Provided entries>
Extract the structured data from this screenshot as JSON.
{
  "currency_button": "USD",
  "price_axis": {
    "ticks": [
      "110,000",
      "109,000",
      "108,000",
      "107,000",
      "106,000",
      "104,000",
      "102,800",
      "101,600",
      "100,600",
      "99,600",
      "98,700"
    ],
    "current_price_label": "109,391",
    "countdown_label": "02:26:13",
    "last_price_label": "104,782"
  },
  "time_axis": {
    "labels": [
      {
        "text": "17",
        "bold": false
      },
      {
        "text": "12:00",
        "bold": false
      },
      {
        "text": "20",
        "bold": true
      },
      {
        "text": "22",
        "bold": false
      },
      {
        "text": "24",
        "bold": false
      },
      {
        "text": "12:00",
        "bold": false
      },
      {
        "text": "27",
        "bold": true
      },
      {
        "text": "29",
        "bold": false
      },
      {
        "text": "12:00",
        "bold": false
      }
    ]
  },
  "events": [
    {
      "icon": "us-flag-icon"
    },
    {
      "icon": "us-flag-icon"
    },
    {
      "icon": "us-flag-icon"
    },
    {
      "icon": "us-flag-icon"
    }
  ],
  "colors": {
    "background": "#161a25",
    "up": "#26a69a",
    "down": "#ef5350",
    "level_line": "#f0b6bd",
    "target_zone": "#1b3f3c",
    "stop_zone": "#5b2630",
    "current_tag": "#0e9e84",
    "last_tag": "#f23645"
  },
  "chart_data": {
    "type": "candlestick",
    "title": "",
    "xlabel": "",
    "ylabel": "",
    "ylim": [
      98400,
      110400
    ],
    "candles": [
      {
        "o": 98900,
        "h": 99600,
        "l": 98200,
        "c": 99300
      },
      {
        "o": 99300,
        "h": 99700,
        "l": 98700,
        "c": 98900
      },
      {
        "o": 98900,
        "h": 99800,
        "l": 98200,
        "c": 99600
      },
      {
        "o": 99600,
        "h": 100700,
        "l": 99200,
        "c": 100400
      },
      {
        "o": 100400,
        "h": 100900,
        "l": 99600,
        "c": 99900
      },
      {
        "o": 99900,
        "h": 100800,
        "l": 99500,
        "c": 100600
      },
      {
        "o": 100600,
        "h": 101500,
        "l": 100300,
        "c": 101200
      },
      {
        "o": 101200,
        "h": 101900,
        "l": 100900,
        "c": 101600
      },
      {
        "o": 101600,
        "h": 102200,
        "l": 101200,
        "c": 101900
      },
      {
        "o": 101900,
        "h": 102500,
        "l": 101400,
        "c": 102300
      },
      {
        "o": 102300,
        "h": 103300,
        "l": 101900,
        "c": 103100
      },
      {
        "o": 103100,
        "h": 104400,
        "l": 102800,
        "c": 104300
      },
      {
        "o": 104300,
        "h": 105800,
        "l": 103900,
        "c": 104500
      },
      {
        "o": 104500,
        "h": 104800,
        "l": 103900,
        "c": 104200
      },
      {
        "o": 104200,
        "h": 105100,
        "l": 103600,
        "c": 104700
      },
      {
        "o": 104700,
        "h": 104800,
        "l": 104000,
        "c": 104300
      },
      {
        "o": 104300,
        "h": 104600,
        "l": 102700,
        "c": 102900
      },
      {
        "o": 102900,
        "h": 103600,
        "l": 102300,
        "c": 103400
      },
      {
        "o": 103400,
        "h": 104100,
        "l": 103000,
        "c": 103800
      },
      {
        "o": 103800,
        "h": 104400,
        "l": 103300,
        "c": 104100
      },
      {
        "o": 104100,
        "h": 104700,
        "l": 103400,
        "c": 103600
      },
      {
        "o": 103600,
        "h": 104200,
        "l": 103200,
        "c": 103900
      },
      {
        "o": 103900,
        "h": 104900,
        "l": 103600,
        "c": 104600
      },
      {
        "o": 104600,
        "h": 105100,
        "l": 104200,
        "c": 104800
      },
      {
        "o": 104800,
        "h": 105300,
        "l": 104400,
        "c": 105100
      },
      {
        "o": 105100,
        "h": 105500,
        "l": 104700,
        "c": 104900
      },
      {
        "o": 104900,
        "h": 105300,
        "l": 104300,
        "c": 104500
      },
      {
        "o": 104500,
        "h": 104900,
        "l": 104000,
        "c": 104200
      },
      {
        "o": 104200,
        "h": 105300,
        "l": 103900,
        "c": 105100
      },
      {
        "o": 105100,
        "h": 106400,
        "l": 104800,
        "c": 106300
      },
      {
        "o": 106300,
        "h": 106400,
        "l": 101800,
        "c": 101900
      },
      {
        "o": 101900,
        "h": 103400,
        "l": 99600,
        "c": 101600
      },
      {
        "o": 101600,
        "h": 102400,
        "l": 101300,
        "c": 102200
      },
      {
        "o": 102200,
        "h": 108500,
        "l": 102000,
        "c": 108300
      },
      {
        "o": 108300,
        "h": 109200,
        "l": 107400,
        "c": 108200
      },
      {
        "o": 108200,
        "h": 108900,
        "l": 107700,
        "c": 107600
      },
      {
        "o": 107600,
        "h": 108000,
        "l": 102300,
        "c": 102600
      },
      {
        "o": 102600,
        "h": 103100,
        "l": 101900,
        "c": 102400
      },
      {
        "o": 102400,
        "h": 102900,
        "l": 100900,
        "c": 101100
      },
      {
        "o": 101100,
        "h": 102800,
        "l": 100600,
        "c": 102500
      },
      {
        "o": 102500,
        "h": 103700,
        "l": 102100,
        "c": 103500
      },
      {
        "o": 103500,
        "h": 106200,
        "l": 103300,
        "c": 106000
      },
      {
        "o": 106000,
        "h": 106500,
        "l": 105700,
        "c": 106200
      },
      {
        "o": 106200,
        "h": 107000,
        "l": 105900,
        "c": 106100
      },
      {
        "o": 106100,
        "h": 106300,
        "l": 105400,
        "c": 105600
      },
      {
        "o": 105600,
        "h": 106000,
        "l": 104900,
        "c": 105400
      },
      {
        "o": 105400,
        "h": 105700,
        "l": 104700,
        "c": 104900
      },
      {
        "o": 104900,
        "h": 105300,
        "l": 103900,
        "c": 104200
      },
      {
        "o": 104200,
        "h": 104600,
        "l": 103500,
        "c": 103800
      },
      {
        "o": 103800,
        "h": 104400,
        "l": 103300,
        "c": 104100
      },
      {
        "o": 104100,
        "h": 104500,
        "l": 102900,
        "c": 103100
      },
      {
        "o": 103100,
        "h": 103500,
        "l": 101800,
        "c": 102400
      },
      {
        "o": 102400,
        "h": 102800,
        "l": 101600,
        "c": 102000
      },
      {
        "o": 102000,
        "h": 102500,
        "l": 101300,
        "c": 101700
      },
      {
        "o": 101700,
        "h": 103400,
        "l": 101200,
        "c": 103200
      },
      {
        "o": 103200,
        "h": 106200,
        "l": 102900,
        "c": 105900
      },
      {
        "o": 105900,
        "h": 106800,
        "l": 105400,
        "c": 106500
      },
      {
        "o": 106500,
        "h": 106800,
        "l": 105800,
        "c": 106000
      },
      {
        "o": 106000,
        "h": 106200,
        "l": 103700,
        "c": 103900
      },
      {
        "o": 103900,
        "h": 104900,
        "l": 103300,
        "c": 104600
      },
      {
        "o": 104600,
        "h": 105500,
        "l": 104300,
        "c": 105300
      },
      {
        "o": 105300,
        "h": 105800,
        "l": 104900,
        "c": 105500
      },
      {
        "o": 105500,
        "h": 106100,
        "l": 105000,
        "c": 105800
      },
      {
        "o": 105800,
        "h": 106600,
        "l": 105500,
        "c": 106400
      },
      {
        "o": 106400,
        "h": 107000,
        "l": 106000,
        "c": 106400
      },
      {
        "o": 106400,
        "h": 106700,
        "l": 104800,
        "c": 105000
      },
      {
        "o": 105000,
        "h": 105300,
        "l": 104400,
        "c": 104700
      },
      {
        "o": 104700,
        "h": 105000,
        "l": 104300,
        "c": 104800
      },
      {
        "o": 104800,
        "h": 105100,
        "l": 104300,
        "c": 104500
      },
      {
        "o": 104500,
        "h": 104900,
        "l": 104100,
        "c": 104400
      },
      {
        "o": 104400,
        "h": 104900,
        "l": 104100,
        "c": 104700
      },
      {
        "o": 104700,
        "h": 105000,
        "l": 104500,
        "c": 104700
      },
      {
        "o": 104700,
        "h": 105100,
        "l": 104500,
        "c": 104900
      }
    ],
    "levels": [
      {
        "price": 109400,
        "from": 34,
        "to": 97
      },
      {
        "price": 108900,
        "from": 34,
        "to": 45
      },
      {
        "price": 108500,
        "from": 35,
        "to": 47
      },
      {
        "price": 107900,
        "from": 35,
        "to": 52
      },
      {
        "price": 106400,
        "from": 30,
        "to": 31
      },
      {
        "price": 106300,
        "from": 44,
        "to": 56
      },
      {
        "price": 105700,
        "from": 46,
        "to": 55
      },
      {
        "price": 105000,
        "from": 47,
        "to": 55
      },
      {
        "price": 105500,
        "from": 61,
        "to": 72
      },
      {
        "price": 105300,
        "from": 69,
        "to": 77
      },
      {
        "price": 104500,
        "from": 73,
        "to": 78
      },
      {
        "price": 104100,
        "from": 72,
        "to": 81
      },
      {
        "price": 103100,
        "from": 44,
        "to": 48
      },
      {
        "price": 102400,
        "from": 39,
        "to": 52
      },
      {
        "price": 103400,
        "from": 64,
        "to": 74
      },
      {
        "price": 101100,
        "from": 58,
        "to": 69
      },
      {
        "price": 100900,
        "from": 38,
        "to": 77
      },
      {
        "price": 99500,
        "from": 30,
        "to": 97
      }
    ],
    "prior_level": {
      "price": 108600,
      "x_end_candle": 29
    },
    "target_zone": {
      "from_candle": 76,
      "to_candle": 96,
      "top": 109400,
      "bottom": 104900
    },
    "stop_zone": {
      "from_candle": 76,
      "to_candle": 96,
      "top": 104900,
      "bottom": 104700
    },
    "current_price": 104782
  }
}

Work to complete> Check each line of the entries above for the word "text". List the ones that have it.

Response for this exercise>
        "text": "17",
        "text": "12:00",
        "text": "20",
        "text": "22",
        "text": "24",
        "text": "12:00",
        "text": "27",
        "text": "29",
        "text": "12:00",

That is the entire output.